PROVIDED DATA
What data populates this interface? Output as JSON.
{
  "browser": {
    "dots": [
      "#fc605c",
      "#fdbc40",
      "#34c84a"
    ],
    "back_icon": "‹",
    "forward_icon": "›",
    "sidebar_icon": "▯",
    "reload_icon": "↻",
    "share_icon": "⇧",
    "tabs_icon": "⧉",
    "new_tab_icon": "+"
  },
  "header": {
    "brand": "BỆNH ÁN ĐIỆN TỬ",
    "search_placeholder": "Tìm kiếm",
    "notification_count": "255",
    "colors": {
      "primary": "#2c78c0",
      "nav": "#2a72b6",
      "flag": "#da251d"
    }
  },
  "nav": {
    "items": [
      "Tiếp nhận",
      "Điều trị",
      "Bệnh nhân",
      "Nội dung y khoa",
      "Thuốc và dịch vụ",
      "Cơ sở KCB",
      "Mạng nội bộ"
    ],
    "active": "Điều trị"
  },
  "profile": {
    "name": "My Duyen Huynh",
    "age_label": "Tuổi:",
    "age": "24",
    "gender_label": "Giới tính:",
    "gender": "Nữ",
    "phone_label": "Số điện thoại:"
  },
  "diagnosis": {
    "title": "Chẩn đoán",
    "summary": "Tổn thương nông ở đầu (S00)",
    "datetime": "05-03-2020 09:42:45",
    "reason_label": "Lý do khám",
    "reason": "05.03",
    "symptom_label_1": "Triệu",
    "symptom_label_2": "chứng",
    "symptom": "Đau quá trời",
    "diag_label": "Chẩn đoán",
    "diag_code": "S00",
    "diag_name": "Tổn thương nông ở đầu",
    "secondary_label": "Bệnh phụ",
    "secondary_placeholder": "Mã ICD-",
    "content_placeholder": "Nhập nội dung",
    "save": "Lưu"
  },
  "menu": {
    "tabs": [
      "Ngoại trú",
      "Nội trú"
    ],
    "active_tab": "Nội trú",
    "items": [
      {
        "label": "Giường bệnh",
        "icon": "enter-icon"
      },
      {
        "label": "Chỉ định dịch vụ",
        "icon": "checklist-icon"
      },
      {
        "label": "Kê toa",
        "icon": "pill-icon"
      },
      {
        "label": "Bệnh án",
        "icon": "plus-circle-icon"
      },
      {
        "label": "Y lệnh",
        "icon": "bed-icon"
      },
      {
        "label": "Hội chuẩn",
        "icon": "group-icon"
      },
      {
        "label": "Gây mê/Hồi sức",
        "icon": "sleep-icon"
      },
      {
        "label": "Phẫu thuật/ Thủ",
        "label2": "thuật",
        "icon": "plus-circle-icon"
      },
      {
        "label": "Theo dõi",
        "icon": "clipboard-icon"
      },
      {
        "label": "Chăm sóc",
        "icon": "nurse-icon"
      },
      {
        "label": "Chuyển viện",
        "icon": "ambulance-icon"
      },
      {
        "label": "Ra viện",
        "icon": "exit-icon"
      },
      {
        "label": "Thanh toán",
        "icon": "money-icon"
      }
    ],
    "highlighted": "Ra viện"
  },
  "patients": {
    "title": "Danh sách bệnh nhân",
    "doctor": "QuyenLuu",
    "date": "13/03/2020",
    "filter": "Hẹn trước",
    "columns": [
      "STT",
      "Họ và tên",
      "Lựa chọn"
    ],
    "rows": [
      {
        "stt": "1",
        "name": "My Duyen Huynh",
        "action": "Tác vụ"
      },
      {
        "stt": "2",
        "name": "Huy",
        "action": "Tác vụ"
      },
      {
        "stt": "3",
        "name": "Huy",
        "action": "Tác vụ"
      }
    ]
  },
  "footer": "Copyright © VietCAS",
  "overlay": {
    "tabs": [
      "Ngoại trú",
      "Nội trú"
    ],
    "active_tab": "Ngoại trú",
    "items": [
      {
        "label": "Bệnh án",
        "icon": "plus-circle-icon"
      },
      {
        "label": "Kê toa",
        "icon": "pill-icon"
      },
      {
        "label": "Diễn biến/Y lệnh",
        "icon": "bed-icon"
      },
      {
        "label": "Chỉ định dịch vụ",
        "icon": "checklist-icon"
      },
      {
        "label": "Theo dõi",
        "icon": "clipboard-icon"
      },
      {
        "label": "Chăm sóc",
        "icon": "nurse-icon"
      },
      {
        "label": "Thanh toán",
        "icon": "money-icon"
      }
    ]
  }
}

ACTION ITEM
Repeat each entry exactly as it was given.

EXERCISE SOLUTION
What data populates this interface? Output as JSON.
{
  "browser": {
    "dots": [
      "#fc605c",
      "#fdbc40",
      "#34c84a"
    ],
    "back_icon": "‹",
    "forward_icon": "›",
    "sidebar_icon": "▯",
    "reload_icon": "↻",
    "share_icon": "⇧",
    "tabs_icon": "⧉",
    "new_tab_icon": "+"
  },
  "header": {
    "brand": "BỆNH ÁN ĐIỆN TỬ",
    "search_placeholder": "Tìm kiếm",
    "notification_count": "255",
    "colors": {
      "primary": "#2c78c0",
      "nav": "#2a72b6",
      "flag": "#da251d"
    }
  },
  "nav": {
    "items": [
      "Tiếp nhận",
      "Điều trị",
      "Bệnh nhân",
      "Nội dung y khoa",
      "Thuốc và dịch vụ",
      "Cơ sở KCB",
      "Mạng nội bộ"
    ],
    "active": "Điều trị"
  },
  "profile": {
    "name": "My Duyen Huynh",
    "age_label": "Tuổi:",
    "age": "24",
    "gender_label": "Giới tính:",
    "gender": "Nữ",
    "phone_label": "Số điện thoại:"
  },
  "diagnosis": {
    "title": "Chẩn đoán",
    "summary": "Tổn thương nông ở đầu (S00)",
    "datetime": "05-03-2020 09:42:45",
    "reason_label": "Lý do khám",
    "reason": "05.03",
    "symptom_label_1": "Triệu",
    "symptom_label_2": "chứng",
    "symptom": "Đau quá trời",
    "diag_label": "Chẩn đoán",
    "diag_code": "S00",
    "diag_name": "Tổn thương nông ở đầu",
    "secondary_label": "Bệnh phụ",
    "secondary_placeholder": "Mã ICD-",
    "content_placeholder": "Nhập nội dung",
    "save": "Lưu"
  },
  "menu": {
    "tabs": [
      "Ngoại trú",
      "Nội trú"
    ],
    "active_tab": "Nội trú",
    "items": [
      {
        "label": "Giường bệnh",
        "icon": "enter-icon"
      },
      {
        "label": "Chỉ định dịch vụ",
        "icon": "checklist-icon"
      },
      {
        "label": "Kê toa",
        "icon": "pill-icon"
      },
      {
        "label": "Bệnh án",
        "icon": "plus-circle-icon"
      },
      {
        "label": "Y lệnh",
        "icon": "bed-icon"
      },
      {
        "label": "Hội chuẩn",
        "icon": "group-icon"
      },
      {
        "label": "Gây mê/Hồi sức",
        "icon": "sleep-icon"
      },
      {
        "label": "Phẫu thuật/ Thủ",
        "label2": "thuật",
        "icon": "plus-circle-icon"
      },
      {
        "label": "Theo dõi",
        "icon": "clipboard-icon"
      },
      {
        "label": "Chăm sóc",
        "icon": "nurse-icon"
      },
      {
        "label": "Chuyển viện",
        "icon": "ambulance-icon"
      },
      {
        "label": "Ra viện",
        "icon": "exit-icon"
      },
      {
        "label": "Thanh toán",
        "icon": "money-icon"
      }
    ],
    "highlighted": "Ra viện"
  },
  "patients": {
    "title": "Danh sách bệnh nhân",
    "doctor": "QuyenLuu",
    "date": "13/03/2020",
    "filter": "Hẹn trước",
    "columns": [
      "STT",
      "Họ và tên",
      "Lựa chọn"
    ],
    "rows": [
      {
        "stt": "1",
        "name": "My Duyen Huynh",
        "action": "Tác vụ"
      },
      {
        "stt": "2",
        "name": "Huy",
        "action": "Tác vụ"
      },
      {
        "stt": "3",
        "name": "Huy",
        "action": "Tác vụ"
      }
    ]
  },
  "footer": "Copyright © VietCAS",
  "overlay": {
    "tabs": [
      "Ngoại trú",
      "Nội trú"
    ],
    "active_tab": "Ngoại trú",
    "items": [
      {
        "label": "Bệnh án",
        "icon": "plus-circle-icon"
      },
      {
        "label": "Kê toa",
        "icon": "pill-icon"
      },
      {
        "label": "Diễn biến/Y lệnh",
        "icon": "bed-icon"
      },
      {
        "label": "Chỉ định dịch vụ",
        "icon": "checklist-icon"
      },
      {
        "label": "Theo dõi",
        "icon": "clipboard-icon"
      },
      {
        "label": "Chăm sóc",
        "icon": "nurse-icon"
      },
      {
        "label": "Thanh toán",
        "icon": "money-icon"
      }
    ]
  }
}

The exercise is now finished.